** Aim of the task **
Reproduce the line that holds "What data populates" together with all the lines after it up to the end of the entries.
......
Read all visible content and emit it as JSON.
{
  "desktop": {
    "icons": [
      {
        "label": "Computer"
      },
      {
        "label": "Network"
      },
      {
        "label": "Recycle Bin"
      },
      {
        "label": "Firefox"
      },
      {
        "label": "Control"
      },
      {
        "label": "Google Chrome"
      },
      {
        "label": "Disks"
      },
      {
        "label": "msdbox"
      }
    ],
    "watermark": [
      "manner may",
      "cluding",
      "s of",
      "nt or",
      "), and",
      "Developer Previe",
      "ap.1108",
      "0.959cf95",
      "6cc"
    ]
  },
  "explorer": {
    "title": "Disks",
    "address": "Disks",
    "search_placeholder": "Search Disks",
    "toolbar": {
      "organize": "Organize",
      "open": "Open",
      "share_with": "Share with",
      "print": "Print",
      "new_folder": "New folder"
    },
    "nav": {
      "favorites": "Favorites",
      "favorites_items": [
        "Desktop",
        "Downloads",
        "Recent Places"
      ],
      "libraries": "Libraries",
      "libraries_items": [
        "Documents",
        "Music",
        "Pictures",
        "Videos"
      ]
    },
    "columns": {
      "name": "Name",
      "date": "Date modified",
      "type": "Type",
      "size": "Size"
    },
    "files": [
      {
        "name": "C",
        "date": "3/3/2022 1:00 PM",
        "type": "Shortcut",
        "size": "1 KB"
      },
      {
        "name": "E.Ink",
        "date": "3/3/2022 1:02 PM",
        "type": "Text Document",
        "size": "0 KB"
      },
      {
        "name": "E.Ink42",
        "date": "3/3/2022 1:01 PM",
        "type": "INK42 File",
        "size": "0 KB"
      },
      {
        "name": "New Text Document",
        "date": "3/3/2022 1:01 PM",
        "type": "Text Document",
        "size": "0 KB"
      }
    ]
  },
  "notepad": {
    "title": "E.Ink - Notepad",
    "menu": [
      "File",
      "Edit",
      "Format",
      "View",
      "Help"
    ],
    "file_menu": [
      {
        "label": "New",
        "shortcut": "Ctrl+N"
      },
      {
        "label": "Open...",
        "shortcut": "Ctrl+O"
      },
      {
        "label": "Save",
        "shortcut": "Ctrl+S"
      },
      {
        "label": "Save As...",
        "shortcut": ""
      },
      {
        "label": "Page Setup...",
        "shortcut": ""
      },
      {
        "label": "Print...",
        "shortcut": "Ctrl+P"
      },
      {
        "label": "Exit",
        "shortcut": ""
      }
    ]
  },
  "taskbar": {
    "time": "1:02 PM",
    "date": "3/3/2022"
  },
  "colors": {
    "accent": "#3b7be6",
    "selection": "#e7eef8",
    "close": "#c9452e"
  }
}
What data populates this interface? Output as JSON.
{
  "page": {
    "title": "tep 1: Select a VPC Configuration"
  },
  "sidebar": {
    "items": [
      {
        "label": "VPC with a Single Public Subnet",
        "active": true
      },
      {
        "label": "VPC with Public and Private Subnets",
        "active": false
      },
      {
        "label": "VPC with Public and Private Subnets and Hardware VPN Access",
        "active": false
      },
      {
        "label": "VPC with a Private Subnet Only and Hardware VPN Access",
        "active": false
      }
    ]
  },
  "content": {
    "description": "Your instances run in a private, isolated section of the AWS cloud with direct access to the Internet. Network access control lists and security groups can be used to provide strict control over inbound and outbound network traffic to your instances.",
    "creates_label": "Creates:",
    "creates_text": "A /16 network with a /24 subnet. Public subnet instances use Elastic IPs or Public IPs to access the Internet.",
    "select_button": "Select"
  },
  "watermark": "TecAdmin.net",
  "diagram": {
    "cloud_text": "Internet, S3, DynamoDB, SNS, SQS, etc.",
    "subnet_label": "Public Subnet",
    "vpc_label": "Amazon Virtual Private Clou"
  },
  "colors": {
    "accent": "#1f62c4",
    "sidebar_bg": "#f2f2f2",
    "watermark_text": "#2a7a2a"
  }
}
......
** Exercise response **
What data populates this interface? Output as JSON.
{
  "page": {
    "title": "tep 1: Select a VPC Configuration"
  },
  "sidebar": {
    "items": [
      {
        "label": "VPC with a Single Public Subnet",
        "active": true
      },
      {
        "label": "VPC with Public and Private Subnets",
        "active": false
      },
      {
        "label": "VPC with Public and Private Subnets and Hardware VPN Access",
        "active": false
      },
      {
        "label": "VPC with a Private Subnet Only and Hardware VPN Access",
        "active": false
      }
    ]
  },
  "content": {
    "description": "Your instances run in a private, isolated section of the AWS cloud with direct access to the Internet. Network access control lists and security groups can be used to provide strict control over inbound and outbound network traffic to your instances.",
    "creates_label": "Creates:",
    "creates_text": "A /16 network with a /24 subnet. Public subnet instances use Elastic IPs or Public IPs to access the Internet.",
    "select_button": "Select"
  },
  "watermark": "TecAdmin.net",
  "diagram": {
    "cloud_text": "Internet, S3, DynamoDB, SNS, SQS, etc.",
    "subnet_label": "Public Subnet",
    "vpc_label": "Amazon Virtual Private Clou"
  },
  "colors": {
    "accent": "#1f62c4",
    "sidebar_bg": "#f2f2f2",
    "watermark_text": "#2a7a2a"
  }
}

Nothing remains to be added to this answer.